■ **Exercise goal**
Without the pictures, return each record as it appears.

++++ Records for the task ++++

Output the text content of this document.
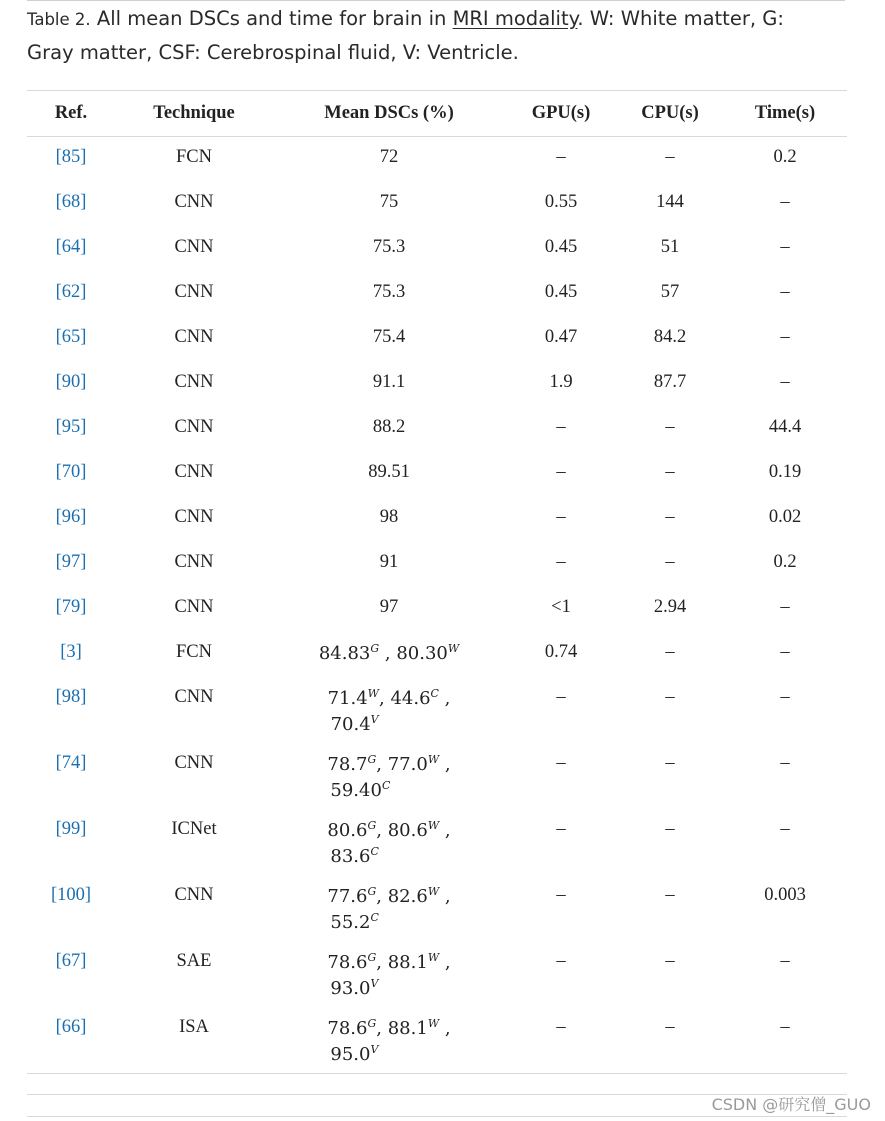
Table 2. All mean DSCs and time for brain in MRI modality. W: White matter, G: Gray matter, CSF: Cerebrospinal fluid, V: Ventricle.
Ref.	Technique	Mean DSCs (%)	GPU(s)	CPU(s)	Time(s)
[85]	FCN	72	–	–	0.2
[68]	CNN	75	0.55	144	–
[64]	CNN	75.3	0.45	51	–
[62]	CNN	75.3	0.45	57	–
[65]	CNN	75.4	0.47	84.2	–
[90]	CNN	91.1	1.9	87.7	–
[95]	CNN	88.2	–	–	44.4
[70]	CNN	89.51	–	–	0.19
[96]	CNN	98	–	–	0.02
[97]	CNN	91	–	–	0.2
[79]	CNN	97	<1	2.94	–
[3]	FCN	$84.83^G$ , $80.30^W$	0.74	–	–
[98]	CNN	$71.4^W$, $44.6^C$ ,
$70.4^V$	–	–	–
[74]	CNN	$78.7^G$, $77.0^W$ ,
$59.40^C$	–	–	–
[99]	ICNet	$80.6^G$, $80.6^W$ ,
$83.6^C$	–	–	–
[100]	CNN	$77.6^G$, $82.6^W$ ,
$55.2^C$	–	–	0.003
[67]	SAE	$78.6^G$, $88.1^W$ ,
$93.0^V$	–	–	–
[66]	ISA	$78.6^G$, $88.1^W$ ,
$95.0^V$	–	–	–
CSDN @研究僧_GUO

++++

■ **Result of this task**
Output the text content of this document.
Table 2. All mean DSCs and time for brain in MRI modality. W: White matter, G: Gray matter, CSF: Cerebrospinal fluid, V: Ventricle.
Ref.	Technique	Mean DSCs (%)	GPU(s)	CPU(s)	Time(s)
[85]	FCN	72	–	–	0.2
[68]	CNN	75	0.55	144	–
[64]	CNN	75.3	0.45	51	–
[62]	CNN	75.3	0.45	57	–
[65]	CNN	75.4	0.47	84.2	–
[90]	CNN	91.1	1.9	87.7	–
[95]	CNN	88.2	–	–	44.4
[70]	CNN	89.51	–	–	0.19
[96]	CNN	98	–	–	0.02
[97]	CNN	91	–	–	0.2
[79]	CNN	97	<1	2.94	–
[3]	FCN	$84.83^G$ , $80.30^W$	0.74	–	–
[98]	CNN	$71.4^W$, $44.6^C$ ,
$70.4^V$	–	–	–
[74]	CNN	$78.7^G$, $77.0^W$ ,
$59.40^C$	–	–	–
[99]	ICNet	$80.6^G$, $80.6^W$ ,
$83.6^C$	–	–	–
[100]	CNN	$77.6^G$, $82.6^W$ ,
$55.2^C$	–	–	0.003
[67]	SAE	$78.6^G$, $88.1^W$ ,
$93.0^V$	–	–	–
[66]	ISA	$78.6^G$, $88.1^W$ ,
$95.0^V$	–	–	–
CSDN @研究僧_GUO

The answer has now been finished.